The Bloomsbury Theatre is a theatre on Gordon Street, Bloomsbury, in the London Borough of Camden, owned by University College London. The Theatre has a seating capacity of 547 and offers a professional programme of innovative music, drama, comedy and dance all year round as well as providing a space for student-led productions.

Funded by a UGC grant and a considerable private donation, the theatre was opened in 1968 as the Collegiate Theatre, and was renamed the Bloomsbury Theatre in 1982. Between 2001 and 2008, the theatre was known as The UCL Bloomsbury, to emphasise links with UCL, who use it for student productions 12 weeks a year. The Bloomsbury Theatre recently returned to the logo designed by cartoonist Gerald Scarfe which it had used for nearly twenty years until 2001. The main theatre was closed for building works in 2015 and reopened in February 2019.

The theatre building also provides access to the UCL Union Fitness Centre and Clubs and Societies Centre on the 2nd, 3rd and 4th floors. The basement also holds one of the three University Shops. A UCL Union-run café is on the Ground Floor.  Access to the Main UCL Wilkins Building (Octagon Building) and the UCL Refectory is possible through the theatre building.

== Data extract ==
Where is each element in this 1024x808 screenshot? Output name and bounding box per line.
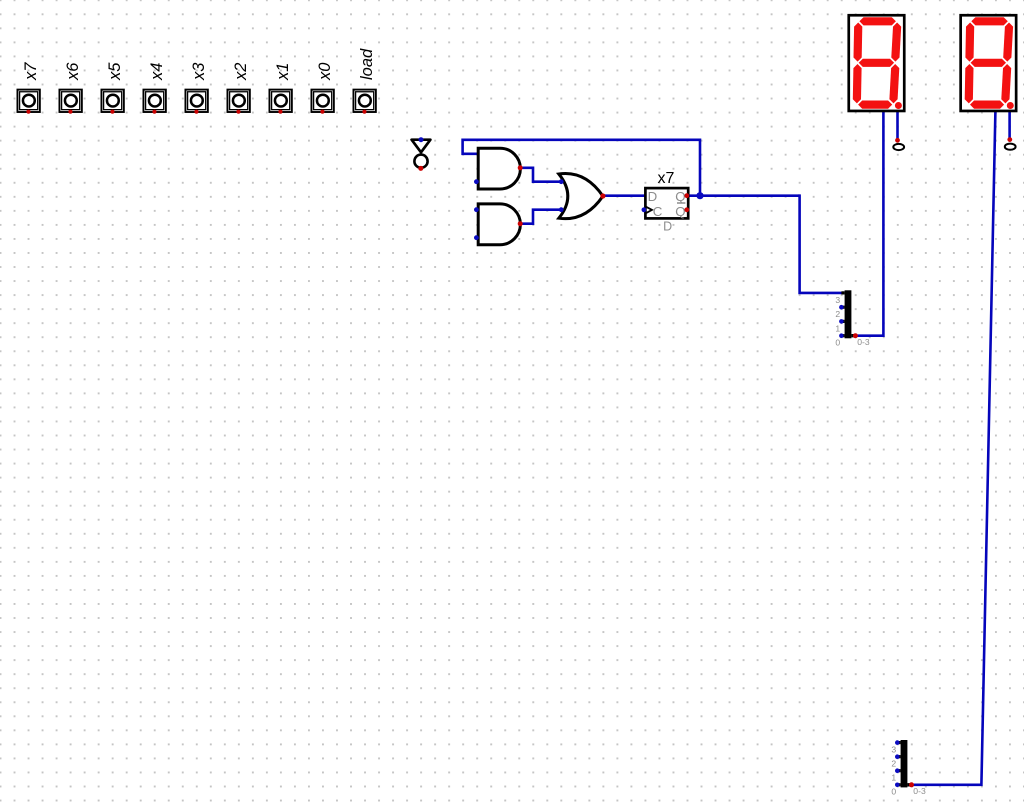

== Task ==
Please answer from the Bloomsbury Theatre passage: in what year did the Collegiate Theatre take the name Bloomsbury Theatre?

== Completed exercise ==
1982